Copy every line of the following data that includes the string "show".

Stored items from a collection
· · ·

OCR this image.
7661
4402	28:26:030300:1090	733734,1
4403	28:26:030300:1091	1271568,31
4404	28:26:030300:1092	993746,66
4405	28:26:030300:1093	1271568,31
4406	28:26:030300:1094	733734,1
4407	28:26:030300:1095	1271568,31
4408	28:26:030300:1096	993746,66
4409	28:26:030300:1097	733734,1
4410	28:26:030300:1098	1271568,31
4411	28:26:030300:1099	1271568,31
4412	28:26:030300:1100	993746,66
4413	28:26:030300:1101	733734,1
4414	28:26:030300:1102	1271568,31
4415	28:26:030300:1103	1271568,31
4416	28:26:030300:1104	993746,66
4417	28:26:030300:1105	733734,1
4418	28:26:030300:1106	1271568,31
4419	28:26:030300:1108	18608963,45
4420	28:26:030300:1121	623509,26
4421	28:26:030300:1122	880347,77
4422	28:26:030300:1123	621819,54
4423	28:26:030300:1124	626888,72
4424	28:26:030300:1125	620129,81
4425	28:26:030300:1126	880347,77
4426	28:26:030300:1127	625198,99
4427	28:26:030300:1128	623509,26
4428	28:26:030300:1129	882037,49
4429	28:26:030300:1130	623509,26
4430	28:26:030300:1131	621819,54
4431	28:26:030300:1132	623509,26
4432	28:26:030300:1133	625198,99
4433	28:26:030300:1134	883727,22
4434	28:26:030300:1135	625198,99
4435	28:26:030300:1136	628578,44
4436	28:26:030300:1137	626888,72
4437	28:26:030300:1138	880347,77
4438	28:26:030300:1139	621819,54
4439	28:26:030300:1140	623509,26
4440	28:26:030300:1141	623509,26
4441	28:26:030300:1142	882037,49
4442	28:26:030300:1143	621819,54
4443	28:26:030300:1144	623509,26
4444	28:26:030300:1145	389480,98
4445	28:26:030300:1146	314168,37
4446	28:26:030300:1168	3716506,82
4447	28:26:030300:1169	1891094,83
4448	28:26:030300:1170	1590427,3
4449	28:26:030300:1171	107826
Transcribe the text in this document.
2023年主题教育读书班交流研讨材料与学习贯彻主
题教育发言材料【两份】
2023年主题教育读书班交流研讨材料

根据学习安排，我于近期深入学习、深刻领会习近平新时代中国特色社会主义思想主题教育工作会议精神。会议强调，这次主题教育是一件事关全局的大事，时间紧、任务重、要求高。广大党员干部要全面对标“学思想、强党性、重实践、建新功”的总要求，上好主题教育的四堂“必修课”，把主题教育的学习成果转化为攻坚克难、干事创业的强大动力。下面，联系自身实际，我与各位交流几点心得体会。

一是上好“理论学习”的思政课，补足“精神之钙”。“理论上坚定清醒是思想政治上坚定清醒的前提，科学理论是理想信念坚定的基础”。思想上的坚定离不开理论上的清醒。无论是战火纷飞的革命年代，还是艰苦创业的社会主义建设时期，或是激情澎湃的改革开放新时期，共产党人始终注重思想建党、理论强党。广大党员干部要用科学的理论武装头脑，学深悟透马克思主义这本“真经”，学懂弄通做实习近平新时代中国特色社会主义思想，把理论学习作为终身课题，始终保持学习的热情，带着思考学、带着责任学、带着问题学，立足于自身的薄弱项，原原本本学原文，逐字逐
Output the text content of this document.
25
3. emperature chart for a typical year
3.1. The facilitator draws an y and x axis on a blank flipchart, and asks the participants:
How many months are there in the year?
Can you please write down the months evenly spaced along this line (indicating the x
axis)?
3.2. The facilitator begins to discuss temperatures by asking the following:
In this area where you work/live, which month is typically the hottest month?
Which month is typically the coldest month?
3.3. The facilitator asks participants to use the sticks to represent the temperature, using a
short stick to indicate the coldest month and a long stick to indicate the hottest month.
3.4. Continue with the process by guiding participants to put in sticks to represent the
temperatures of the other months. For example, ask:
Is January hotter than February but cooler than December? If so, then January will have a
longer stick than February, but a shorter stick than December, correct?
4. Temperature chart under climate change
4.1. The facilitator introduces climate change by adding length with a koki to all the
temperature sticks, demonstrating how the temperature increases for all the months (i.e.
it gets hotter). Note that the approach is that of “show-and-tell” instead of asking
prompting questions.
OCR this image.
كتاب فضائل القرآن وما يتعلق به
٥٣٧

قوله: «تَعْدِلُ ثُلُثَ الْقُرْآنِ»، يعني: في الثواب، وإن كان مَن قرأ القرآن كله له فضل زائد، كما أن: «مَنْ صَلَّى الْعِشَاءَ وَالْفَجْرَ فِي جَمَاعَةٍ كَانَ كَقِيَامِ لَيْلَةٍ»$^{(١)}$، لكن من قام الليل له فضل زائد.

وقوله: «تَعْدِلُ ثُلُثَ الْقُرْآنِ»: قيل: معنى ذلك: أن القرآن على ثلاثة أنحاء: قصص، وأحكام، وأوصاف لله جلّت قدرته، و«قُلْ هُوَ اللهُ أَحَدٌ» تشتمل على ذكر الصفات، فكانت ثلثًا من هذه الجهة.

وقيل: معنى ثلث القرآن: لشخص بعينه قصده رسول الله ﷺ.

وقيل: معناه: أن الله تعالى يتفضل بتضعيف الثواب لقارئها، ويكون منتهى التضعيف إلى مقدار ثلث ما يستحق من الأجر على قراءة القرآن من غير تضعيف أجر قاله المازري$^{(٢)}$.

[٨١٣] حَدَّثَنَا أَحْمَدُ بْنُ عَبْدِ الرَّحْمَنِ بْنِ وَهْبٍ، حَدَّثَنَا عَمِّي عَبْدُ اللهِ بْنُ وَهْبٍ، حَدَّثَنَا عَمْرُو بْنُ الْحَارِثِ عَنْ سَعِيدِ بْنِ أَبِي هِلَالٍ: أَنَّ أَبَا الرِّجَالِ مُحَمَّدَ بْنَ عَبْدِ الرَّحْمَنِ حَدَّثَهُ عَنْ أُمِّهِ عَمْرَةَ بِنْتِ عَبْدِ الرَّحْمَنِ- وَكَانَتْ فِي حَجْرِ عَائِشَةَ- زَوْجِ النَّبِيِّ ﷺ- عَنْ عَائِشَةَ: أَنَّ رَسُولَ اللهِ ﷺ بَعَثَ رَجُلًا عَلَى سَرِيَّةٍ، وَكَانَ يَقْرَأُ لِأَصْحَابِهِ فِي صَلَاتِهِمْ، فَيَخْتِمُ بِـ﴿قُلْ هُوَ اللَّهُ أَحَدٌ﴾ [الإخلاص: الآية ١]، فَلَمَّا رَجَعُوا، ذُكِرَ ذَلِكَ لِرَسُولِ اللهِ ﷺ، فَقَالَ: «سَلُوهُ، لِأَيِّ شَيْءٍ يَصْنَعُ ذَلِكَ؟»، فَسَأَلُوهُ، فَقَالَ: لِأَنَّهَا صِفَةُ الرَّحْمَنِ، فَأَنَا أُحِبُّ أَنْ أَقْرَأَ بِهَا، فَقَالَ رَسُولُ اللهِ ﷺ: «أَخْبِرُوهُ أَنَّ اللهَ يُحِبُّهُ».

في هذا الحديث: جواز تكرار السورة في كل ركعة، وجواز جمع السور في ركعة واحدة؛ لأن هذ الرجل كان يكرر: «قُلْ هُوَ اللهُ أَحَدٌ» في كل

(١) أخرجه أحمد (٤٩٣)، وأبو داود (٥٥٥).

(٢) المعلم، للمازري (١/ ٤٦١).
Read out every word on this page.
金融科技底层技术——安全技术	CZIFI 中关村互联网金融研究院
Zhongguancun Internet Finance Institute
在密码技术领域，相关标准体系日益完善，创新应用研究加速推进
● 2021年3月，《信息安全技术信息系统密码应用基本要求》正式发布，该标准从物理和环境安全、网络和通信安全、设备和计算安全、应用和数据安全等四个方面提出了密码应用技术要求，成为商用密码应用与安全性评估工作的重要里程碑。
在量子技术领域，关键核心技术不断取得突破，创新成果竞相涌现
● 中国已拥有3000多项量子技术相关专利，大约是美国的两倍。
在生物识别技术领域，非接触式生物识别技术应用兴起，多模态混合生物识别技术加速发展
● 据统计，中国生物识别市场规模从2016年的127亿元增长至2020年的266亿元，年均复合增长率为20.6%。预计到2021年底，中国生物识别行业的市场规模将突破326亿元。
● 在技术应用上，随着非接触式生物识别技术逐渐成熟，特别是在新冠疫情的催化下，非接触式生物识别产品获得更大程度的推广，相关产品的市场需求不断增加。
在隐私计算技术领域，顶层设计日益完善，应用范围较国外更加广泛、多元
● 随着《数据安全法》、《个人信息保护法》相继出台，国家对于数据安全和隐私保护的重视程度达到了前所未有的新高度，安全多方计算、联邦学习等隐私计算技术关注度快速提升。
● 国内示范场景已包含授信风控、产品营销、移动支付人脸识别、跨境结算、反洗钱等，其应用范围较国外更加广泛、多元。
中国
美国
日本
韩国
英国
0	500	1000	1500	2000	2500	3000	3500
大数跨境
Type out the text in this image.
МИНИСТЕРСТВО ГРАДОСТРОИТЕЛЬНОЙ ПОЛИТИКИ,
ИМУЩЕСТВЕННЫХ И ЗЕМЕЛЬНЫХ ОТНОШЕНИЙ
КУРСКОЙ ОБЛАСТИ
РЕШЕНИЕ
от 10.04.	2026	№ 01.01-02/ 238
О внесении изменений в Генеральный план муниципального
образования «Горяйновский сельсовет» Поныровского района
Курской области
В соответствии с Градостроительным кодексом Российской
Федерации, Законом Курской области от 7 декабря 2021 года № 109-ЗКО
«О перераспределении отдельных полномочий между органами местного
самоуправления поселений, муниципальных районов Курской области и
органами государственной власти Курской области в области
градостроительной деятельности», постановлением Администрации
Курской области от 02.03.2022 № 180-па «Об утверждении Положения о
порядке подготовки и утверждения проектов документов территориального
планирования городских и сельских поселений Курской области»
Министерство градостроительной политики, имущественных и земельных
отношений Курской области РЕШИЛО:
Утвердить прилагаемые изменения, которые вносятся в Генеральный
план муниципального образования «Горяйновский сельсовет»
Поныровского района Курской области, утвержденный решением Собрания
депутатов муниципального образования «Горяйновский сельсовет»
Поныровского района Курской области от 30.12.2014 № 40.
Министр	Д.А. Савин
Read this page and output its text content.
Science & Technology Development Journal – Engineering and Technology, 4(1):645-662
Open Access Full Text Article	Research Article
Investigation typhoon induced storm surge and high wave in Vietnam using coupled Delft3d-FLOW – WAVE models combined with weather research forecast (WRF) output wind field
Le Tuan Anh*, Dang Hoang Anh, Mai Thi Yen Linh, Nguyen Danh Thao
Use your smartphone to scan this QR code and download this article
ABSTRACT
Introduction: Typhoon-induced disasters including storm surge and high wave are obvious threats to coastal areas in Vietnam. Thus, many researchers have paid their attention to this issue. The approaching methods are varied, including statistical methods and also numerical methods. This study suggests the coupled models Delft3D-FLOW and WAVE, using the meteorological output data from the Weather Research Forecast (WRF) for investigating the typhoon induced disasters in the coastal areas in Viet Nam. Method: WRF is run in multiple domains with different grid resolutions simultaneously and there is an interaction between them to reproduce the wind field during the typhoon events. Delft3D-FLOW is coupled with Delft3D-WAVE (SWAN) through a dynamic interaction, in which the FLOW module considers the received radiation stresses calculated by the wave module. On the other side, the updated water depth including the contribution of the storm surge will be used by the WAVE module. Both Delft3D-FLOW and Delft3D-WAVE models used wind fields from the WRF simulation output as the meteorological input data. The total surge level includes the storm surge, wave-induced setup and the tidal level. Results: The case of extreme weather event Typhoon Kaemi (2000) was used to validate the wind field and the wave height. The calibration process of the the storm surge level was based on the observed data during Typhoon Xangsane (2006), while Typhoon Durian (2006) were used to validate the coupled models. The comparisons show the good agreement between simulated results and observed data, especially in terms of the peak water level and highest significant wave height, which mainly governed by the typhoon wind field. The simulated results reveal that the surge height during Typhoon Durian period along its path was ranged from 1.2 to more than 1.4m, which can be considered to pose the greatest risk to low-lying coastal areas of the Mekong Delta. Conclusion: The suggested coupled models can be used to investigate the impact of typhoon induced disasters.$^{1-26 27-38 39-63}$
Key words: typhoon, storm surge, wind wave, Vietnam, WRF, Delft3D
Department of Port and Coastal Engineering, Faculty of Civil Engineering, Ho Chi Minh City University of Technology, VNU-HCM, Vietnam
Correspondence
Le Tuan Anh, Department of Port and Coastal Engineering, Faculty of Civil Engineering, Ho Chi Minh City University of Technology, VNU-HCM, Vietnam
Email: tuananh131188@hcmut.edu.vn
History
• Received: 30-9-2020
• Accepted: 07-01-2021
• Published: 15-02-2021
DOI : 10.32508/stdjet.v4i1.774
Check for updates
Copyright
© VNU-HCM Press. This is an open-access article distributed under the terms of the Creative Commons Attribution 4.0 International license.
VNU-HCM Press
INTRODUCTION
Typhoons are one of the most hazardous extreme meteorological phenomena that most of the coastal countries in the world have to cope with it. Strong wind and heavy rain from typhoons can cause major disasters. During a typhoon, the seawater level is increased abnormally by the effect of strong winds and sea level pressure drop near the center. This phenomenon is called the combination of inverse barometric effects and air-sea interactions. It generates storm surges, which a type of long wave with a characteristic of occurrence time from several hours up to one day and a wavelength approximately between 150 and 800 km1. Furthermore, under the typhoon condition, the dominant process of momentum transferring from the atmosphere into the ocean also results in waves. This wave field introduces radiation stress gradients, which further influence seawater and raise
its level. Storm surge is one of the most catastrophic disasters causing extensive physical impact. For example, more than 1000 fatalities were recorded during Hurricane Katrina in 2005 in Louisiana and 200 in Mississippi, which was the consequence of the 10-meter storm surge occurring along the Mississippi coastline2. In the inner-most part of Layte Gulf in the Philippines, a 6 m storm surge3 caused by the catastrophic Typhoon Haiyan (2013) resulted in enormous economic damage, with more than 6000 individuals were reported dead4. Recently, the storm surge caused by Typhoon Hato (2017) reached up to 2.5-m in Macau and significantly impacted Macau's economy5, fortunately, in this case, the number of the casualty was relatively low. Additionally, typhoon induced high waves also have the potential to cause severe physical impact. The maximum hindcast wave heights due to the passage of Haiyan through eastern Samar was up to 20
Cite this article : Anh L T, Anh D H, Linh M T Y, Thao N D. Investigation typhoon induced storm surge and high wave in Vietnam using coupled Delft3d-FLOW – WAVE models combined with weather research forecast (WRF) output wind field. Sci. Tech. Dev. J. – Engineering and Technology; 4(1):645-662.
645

· · ·

### TASK RESPONSE
it gets hotter). Note that the approach is that of “show-and-tell” instead of asking
Introduction: Typhoon-induced disasters including storm surge and high wave are obvious threats to coastal areas in Vietnam. Thus, many researchers have paid their attention to this issue. The approaching methods are varied, including statistical methods and also numerical methods. This study suggests the coupled models Delft3D-FLOW and WAVE, using the meteorological output data from the Weather Research Forecast (WRF) for investigating the typhoon induced disasters in the coastal areas in Viet Nam. Method: WRF is run in multiple domains with different grid resolutions simultaneously and there is an interaction between them to reproduce the wind field during the typhoon events. Delft3D-FLOW is coupled with Delft3D-WAVE (SWAN) through a dynamic interaction, in which the FLOW module considers the received radiation stresses calculated by the wave module. On the other side, the updated water depth including the contribution of the storm surge will be used by the WAVE module. Both Delft3D-FLOW and Delft3D-WAVE models used wind fields from the WRF simulation output as the meteorological input data. The total surge level includes the storm surge, wave-induced setup and the tidal level. Results: The case of extreme weather event Typhoon Kaemi (2000) was used to validate the wind field and the wave height. The calibration process of the the storm surge level was based on the observed data during Typhoon Xangsane (2006), while Typhoon Durian (2006) were used to validate the coupled models. The comparisons show the good agreement between simulated results and observed data, especially in terms of the peak water level and highest significant wave height, which mainly governed by the typhoon wind field. The simulated results reveal that the surge height during Typhoon Durian period along its path was ranged from 1.2 to more than 1.4m, which can be considered to pose the greatest risk to low-lying coastal areas of the Mekong Delta. Conclusion: The suggested coupled models can be used to investigate the impact of typhoon induced disasters.$^{1-26 27-38 39-63}$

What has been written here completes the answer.